TASK TO CARRY OUT: Reply with one number: the count of lines in the records below that hold "成本计算单".

SUPPLIED RECORDS:
(begin)

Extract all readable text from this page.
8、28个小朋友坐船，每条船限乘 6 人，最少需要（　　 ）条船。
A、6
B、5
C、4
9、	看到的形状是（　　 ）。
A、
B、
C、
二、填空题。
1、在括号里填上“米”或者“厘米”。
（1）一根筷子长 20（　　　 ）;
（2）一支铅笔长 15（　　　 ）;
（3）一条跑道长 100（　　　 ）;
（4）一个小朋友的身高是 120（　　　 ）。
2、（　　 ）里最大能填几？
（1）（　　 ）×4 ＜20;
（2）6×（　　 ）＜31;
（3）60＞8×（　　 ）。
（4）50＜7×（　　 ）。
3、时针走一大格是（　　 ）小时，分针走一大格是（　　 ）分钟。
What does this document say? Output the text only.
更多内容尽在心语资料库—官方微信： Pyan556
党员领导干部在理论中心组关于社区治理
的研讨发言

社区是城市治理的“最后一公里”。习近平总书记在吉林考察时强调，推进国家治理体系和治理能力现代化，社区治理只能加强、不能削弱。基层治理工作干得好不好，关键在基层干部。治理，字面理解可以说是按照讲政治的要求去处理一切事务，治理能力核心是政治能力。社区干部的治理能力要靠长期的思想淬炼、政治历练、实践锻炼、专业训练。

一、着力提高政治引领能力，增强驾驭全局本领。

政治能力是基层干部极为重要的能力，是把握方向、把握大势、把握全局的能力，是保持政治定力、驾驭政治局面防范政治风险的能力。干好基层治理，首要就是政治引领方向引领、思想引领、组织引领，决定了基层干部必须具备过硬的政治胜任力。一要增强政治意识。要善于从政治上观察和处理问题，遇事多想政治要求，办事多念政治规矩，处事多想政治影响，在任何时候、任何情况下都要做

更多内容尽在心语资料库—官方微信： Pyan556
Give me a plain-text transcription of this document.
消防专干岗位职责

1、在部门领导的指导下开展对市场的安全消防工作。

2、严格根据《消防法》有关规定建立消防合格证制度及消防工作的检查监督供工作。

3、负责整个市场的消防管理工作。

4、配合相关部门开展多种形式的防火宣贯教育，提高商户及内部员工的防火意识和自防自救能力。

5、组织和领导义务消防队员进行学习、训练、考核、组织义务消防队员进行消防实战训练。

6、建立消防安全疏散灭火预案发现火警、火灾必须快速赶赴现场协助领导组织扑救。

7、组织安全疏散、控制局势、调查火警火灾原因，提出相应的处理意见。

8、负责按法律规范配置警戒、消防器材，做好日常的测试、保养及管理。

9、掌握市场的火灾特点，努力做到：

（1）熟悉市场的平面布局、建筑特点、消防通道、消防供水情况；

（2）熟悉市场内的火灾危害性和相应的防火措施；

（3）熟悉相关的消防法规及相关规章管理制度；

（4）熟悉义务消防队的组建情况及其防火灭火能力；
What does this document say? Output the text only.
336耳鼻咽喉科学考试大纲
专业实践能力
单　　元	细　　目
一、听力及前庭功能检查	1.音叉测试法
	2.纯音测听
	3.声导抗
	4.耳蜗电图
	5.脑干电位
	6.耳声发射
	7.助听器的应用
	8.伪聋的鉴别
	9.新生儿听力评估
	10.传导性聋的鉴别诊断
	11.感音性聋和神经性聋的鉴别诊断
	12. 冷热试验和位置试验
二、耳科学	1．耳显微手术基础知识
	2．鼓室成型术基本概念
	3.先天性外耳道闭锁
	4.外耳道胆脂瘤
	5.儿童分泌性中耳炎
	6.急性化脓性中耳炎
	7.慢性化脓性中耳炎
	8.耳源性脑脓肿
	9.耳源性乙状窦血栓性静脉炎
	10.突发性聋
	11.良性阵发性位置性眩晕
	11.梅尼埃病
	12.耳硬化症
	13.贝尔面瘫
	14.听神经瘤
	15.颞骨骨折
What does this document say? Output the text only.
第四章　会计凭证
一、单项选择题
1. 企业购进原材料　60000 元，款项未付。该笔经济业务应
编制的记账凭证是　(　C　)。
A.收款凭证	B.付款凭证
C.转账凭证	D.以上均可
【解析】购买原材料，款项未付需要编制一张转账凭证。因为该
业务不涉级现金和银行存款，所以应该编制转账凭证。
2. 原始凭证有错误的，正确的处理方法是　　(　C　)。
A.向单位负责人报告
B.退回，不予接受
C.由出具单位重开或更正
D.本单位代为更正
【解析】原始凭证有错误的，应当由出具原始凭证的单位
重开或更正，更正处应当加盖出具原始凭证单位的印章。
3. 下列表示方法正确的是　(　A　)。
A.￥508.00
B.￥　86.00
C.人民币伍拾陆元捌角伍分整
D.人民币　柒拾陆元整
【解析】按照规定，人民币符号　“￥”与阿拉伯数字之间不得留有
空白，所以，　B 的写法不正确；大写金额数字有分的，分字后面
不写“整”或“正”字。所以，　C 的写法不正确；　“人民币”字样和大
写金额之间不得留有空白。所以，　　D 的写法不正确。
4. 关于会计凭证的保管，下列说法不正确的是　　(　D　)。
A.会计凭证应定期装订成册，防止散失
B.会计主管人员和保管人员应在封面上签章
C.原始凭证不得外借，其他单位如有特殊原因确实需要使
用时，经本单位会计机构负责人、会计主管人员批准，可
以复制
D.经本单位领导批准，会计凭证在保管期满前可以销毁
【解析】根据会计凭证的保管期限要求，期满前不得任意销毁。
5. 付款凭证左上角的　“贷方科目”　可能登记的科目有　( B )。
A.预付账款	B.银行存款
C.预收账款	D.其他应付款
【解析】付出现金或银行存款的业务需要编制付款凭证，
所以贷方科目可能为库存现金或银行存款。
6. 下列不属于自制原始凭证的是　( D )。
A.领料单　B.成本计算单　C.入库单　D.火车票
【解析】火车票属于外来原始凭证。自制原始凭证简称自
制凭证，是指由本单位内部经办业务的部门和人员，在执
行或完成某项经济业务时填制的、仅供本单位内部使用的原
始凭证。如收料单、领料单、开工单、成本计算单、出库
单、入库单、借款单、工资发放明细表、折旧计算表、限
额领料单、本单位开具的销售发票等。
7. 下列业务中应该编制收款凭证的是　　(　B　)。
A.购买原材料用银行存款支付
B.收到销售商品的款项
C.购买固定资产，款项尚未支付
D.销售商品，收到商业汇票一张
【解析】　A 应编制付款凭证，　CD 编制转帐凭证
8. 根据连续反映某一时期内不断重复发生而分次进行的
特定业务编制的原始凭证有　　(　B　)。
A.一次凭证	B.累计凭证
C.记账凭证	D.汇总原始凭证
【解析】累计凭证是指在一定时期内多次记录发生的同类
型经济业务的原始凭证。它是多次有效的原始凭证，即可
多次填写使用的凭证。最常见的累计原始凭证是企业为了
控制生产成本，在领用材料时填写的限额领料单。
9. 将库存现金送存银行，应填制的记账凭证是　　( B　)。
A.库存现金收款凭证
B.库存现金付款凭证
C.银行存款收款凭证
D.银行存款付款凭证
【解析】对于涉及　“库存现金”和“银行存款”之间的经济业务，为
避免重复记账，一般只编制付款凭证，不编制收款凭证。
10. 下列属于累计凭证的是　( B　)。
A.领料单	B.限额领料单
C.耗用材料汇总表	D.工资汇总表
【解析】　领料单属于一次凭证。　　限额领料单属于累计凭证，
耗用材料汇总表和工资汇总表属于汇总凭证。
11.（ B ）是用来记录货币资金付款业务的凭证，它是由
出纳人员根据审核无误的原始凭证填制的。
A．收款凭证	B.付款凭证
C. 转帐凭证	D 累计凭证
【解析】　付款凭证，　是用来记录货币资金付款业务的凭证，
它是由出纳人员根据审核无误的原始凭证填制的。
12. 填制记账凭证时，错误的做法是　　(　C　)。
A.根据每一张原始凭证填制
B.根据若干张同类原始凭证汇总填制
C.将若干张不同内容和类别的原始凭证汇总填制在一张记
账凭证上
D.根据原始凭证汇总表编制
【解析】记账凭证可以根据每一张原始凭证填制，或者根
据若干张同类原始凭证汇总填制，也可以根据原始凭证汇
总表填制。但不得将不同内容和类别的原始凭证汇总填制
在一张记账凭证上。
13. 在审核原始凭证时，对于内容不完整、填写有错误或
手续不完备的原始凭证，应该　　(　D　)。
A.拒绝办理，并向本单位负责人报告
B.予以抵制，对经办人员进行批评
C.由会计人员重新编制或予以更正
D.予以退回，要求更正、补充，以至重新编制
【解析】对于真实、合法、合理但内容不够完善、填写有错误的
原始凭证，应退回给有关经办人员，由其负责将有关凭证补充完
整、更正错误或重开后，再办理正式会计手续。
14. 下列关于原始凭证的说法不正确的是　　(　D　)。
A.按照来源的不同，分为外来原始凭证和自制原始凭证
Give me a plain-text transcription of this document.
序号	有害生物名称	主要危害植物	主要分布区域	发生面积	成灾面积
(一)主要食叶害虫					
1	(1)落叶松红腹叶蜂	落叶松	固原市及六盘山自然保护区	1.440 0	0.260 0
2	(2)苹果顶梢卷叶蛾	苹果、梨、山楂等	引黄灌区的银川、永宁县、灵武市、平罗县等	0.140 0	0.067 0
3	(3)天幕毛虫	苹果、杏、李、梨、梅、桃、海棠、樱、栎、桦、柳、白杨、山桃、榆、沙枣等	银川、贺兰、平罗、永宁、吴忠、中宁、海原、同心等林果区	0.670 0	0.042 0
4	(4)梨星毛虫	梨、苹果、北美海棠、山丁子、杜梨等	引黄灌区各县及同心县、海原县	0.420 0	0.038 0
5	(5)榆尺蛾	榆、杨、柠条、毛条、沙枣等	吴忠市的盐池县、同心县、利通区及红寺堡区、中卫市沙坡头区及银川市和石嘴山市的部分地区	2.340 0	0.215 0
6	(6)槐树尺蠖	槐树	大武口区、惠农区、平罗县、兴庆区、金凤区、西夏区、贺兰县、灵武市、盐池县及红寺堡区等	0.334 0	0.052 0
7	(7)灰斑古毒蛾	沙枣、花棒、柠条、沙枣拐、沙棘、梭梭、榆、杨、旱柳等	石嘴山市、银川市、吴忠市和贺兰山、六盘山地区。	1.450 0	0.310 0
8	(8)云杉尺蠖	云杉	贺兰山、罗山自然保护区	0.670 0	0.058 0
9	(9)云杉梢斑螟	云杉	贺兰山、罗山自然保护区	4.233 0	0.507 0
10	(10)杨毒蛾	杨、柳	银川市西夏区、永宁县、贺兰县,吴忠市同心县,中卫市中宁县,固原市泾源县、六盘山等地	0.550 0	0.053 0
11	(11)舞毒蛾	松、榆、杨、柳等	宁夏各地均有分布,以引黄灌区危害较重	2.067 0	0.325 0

(end)

CORRECT OUTPUT: 2